▶ **RECORDED INFORMATION**
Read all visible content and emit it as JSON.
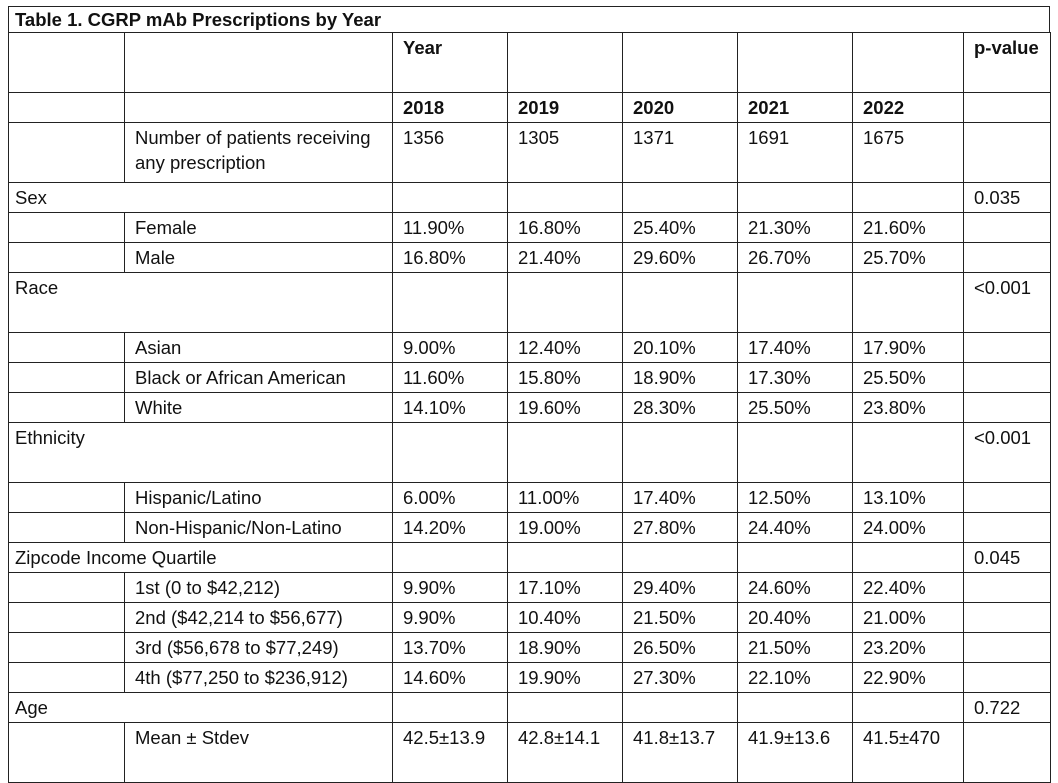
{
  "title": "Table 1. CGRP mAb Prescriptions by Year",
  "header": {
    "year_group": "Year",
    "pvalue": "p-value",
    "years": [
      "2018",
      "2019",
      "2020",
      "2021",
      "2022"
    ]
  },
  "rows": [
    {
      "kind": "sub",
      "label": "Number of patients receiving any prescription",
      "values": [
        "1356",
        "1305",
        "1371",
        "1691",
        "1675"
      ],
      "p": ""
    },
    {
      "kind": "cat",
      "label": "Sex",
      "p": "0.035"
    },
    {
      "kind": "sub",
      "label": "Female",
      "values": [
        "11.90%",
        "16.80%",
        "25.40%",
        "21.30%",
        "21.60%"
      ],
      "p": ""
    },
    {
      "kind": "sub",
      "label": "Male",
      "values": [
        "16.80%",
        "21.40%",
        "29.60%",
        "26.70%",
        "25.70%"
      ],
      "p": ""
    },
    {
      "kind": "cat",
      "label": "Race",
      "p": "<0.001"
    },
    {
      "kind": "sub",
      "label": "Asian",
      "values": [
        "9.00%",
        "12.40%",
        "20.10%",
        "17.40%",
        "17.90%"
      ],
      "p": ""
    },
    {
      "kind": "sub",
      "label": "Black or African American",
      "values": [
        "11.60%",
        "15.80%",
        "18.90%",
        "17.30%",
        "25.50%"
      ],
      "p": ""
    },
    {
      "kind": "sub",
      "label": "White",
      "values": [
        "14.10%",
        "19.60%",
        "28.30%",
        "25.50%",
        "23.80%"
      ],
      "p": ""
    },
    {
      "kind": "cat",
      "label": "Ethnicity",
      "p": "<0.001"
    },
    {
      "kind": "sub",
      "label": "Hispanic/Latino",
      "values": [
        "6.00%",
        "11.00%",
        "17.40%",
        "12.50%",
        "13.10%"
      ],
      "p": ""
    },
    {
      "kind": "sub",
      "label": "Non-Hispanic/Non-Latino",
      "values": [
        "14.20%",
        "19.00%",
        "27.80%",
        "24.40%",
        "24.00%"
      ],
      "p": ""
    },
    {
      "kind": "cat",
      "label": "Zipcode Income Quartile",
      "p": "0.045"
    },
    {
      "kind": "sub",
      "label": "1st (0 to $42,212)",
      "values": [
        "9.90%",
        "17.10%",
        "29.40%",
        "24.60%",
        "22.40%"
      ],
      "p": ""
    },
    {
      "kind": "sub",
      "label": "2nd ($42,214 to $56,677)",
      "values": [
        "9.90%",
        "10.40%",
        "21.50%",
        "20.40%",
        "21.00%"
      ],
      "p": ""
    },
    {
      "kind": "sub",
      "label": "3rd ($56,678 to $77,249)",
      "values": [
        "13.70%",
        "18.90%",
        "26.50%",
        "21.50%",
        "23.20%"
      ],
      "p": ""
    },
    {
      "kind": "sub",
      "label": "4th ($77,250 to $236,912)",
      "values": [
        "14.60%",
        "19.90%",
        "27.30%",
        "22.10%",
        "22.90%"
      ],
      "p": ""
    },
    {
      "kind": "cat",
      "label": "Age",
      "p": "0.722"
    },
    {
      "kind": "sub",
      "label": "Mean ± Stdev",
      "values": [
        "42.5±13.9",
        "42.8±14.1",
        "41.8±13.7",
        "41.9±13.6",
        "41.5±470"
      ],
      "p": ""
    }
  ]
}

▶ **YOUR TASK**
Everything in the records goes into your answer exactly, except the pictures.

▶ **EXERCISE ANSWER**
Read all visible content and emit it as JSON.
{
  "title": "Table 1. CGRP mAb Prescriptions by Year",
  "header": {
    "year_group": "Year",
    "pvalue": "p-value",
    "years": [
      "2018",
      "2019",
      "2020",
      "2021",
      "2022"
    ]
  },
  "rows": [
    {
      "kind": "sub",
      "label": "Number of patients receiving any prescription",
      "values": [
        "1356",
        "1305",
        "1371",
        "1691",
        "1675"
      ],
      "p": ""
    },
    {
      "kind": "cat",
      "label": "Sex",
      "p": "0.035"
    },
    {
      "kind": "sub",
      "label": "Female",
      "values": [
        "11.90%",
        "16.80%",
        "25.40%",
        "21.30%",
        "21.60%"
      ],
      "p": ""
    },
    {
      "kind": "sub",
      "label": "Male",
      "values": [
        "16.80%",
        "21.40%",
        "29.60%",
        "26.70%",
        "25.70%"
      ],
      "p": ""
    },
    {
      "kind": "cat",
      "label": "Race",
      "p": "<0.001"
    },
    {
      "kind": "sub",
      "label": "Asian",
      "values": [
        "9.00%",
        "12.40%",
        "20.10%",
        "17.40%",
        "17.90%"
      ],
      "p": ""
    },
    {
      "kind": "sub",
      "label": "Black or African American",
      "values": [
        "11.60%",
        "15.80%",
        "18.90%",
        "17.30%",
        "25.50%"
      ],
      "p": ""
    },
    {
      "kind": "sub",
      "label": "White",
      "values": [
        "14.10%",
        "19.60%",
        "28.30%",
        "25.50%",
        "23.80%"
      ],
      "p": ""
    },
    {
      "kind": "cat",
      "label": "Ethnicity",
      "p": "<0.001"
    },
    {
      "kind": "sub",
      "label": "Hispanic/Latino",
      "values": [
        "6.00%",
        "11.00%",
        "17.40%",
        "12.50%",
        "13.10%"
      ],
      "p": ""
    },
    {
      "kind": "sub",
      "label": "Non-Hispanic/Non-Latino",
      "values": [
        "14.20%",
        "19.00%",
        "27.80%",
        "24.40%",
        "24.00%"
      ],
      "p": ""
    },
    {
      "kind": "cat",
      "label": "Zipcode Income Quartile",
      "p": "0.045"
    },
    {
      "kind": "sub",
      "label": "1st (0 to $42,212)",
      "values": [
        "9.90%",
        "17.10%",
        "29.40%",
        "24.60%",
        "22.40%"
      ],
      "p": ""
    },
    {
      "kind": "sub",
      "label": "2nd ($42,214 to $56,677)",
      "values": [
        "9.90%",
        "10.40%",
        "21.50%",
        "20.40%",
        "21.00%"
      ],
      "p": ""
    },
    {
      "kind": "sub",
      "label": "3rd ($56,678 to $77,249)",
      "values": [
        "13.70%",
        "18.90%",
        "26.50%",
        "21.50%",
        "23.20%"
      ],
      "p": ""
    },
    {
      "kind": "sub",
      "label": "4th ($77,250 to $236,912)",
      "values": [
        "14.60%",
        "19.90%",
        "27.30%",
        "22.10%",
        "22.90%"
      ],
      "p": ""
    },
    {
      "kind": "cat",
      "label": "Age",
      "p": "0.722"
    },
    {
      "kind": "sub",
      "label": "Mean ± Stdev",
      "values": [
        "42.5±13.9",
        "42.8±14.1",
        "41.8±13.7",
        "41.9±13.6",
        "41.5±470"
      ],
      "p": ""
    }
  ]
}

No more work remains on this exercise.